(Spatial annotation entries)
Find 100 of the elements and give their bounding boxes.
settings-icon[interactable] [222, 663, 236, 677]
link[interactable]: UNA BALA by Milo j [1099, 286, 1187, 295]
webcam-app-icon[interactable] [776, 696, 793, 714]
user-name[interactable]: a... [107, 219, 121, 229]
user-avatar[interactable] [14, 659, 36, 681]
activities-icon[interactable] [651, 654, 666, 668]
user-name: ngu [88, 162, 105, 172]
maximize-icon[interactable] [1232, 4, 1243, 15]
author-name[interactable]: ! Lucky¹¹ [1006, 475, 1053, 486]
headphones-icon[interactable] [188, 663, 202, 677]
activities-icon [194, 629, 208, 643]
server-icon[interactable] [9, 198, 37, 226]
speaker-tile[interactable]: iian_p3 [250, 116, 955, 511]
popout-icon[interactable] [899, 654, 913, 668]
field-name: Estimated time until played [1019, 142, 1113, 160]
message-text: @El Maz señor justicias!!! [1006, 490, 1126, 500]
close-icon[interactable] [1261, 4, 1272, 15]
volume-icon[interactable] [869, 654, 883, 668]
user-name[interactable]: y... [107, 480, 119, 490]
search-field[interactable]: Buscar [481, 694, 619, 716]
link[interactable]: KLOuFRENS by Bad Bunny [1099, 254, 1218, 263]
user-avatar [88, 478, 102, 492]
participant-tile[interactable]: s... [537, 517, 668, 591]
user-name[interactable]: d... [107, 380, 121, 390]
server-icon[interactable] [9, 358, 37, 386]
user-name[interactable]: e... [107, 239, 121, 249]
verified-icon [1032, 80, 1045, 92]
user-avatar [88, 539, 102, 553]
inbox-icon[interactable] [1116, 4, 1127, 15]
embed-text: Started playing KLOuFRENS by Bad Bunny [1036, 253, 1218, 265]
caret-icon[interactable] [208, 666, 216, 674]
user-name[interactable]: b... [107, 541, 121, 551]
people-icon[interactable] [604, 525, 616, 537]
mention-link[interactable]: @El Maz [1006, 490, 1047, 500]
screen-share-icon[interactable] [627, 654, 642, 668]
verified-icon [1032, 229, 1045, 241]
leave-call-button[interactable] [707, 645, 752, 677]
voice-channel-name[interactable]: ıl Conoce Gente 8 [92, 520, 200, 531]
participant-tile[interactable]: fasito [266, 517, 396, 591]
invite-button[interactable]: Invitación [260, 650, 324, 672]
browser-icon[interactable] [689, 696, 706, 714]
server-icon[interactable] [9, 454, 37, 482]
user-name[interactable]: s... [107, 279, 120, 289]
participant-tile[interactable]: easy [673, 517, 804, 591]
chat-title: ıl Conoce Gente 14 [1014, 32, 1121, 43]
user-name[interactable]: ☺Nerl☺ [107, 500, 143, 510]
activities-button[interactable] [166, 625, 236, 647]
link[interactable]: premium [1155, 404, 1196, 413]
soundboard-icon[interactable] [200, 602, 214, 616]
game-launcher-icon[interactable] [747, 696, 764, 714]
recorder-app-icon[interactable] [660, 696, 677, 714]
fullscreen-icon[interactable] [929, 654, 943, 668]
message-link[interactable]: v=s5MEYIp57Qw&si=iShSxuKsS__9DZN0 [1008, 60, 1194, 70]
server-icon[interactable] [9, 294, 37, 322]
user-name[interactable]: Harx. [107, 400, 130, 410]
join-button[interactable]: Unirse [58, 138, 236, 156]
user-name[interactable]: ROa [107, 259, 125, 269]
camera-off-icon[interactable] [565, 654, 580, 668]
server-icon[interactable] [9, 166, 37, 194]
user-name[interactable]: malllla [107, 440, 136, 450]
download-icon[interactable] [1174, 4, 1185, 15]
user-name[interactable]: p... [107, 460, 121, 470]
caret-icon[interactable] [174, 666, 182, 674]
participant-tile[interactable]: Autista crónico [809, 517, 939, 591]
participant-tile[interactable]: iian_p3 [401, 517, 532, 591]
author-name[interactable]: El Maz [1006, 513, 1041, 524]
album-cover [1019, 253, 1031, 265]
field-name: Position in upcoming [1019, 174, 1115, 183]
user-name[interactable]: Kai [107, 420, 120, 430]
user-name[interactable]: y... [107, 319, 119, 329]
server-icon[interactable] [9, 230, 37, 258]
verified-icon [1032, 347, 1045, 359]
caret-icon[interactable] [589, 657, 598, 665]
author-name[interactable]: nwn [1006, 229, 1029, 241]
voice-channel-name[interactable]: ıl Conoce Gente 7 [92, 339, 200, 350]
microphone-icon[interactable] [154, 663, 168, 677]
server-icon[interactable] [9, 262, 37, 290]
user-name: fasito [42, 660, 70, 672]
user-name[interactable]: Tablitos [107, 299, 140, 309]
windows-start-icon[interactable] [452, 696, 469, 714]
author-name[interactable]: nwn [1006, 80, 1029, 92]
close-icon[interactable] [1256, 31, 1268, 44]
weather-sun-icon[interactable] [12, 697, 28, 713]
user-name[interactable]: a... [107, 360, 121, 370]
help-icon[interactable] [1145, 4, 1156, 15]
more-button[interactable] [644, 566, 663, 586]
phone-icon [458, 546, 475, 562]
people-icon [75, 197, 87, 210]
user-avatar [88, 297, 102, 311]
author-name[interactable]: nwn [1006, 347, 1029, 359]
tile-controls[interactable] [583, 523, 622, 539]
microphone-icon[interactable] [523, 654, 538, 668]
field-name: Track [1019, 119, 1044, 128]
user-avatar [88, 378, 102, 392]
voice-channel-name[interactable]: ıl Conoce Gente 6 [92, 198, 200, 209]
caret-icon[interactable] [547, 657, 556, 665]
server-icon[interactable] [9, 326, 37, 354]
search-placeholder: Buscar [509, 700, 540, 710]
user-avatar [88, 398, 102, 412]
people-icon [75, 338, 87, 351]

What is expected: Copy word for word every line of the records from the very first one through the line with "user-name[interactable]: d... [107, 380, 121, 390]", counting that line as well.

Exercise output:
Find 100 of the elements and give their bounding boxes.
settings-icon[interactable] [222, 663, 236, 677]
link[interactable]: UNA BALA by Milo j [1099, 286, 1187, 295]
webcam-app-icon[interactable] [776, 696, 793, 714]
user-name[interactable]: a... [107, 219, 121, 229]
user-avatar[interactable] [14, 659, 36, 681]
activities-icon[interactable] [651, 654, 666, 668]
user-name: ngu [88, 162, 105, 172]
maximize-icon[interactable] [1232, 4, 1243, 15]
author-name[interactable]: ! Lucky¹¹ [1006, 475, 1053, 486]
headphones-icon[interactable] [188, 663, 202, 677]
activities-icon [194, 629, 208, 643]
server-icon[interactable] [9, 198, 37, 226]
speaker-tile[interactable]: iian_p3 [250, 116, 955, 511]
popout-icon[interactable] [899, 654, 913, 668]
field-name: Estimated time until played [1019, 142, 1113, 160]
message-text: @El Maz señor justicias!!! [1006, 490, 1126, 500]
close-icon[interactable] [1261, 4, 1272, 15]
volume-icon[interactable] [869, 654, 883, 668]
user-name[interactable]: y... [107, 480, 119, 490]
search-field[interactable]: Buscar [481, 694, 619, 716]
link[interactable]: KLOuFRENS by Bad Bunny [1099, 254, 1218, 263]
user-avatar [88, 478, 102, 492]
participant-tile[interactable]: s... [537, 517, 668, 591]
user-name[interactable]: d... [107, 380, 121, 390]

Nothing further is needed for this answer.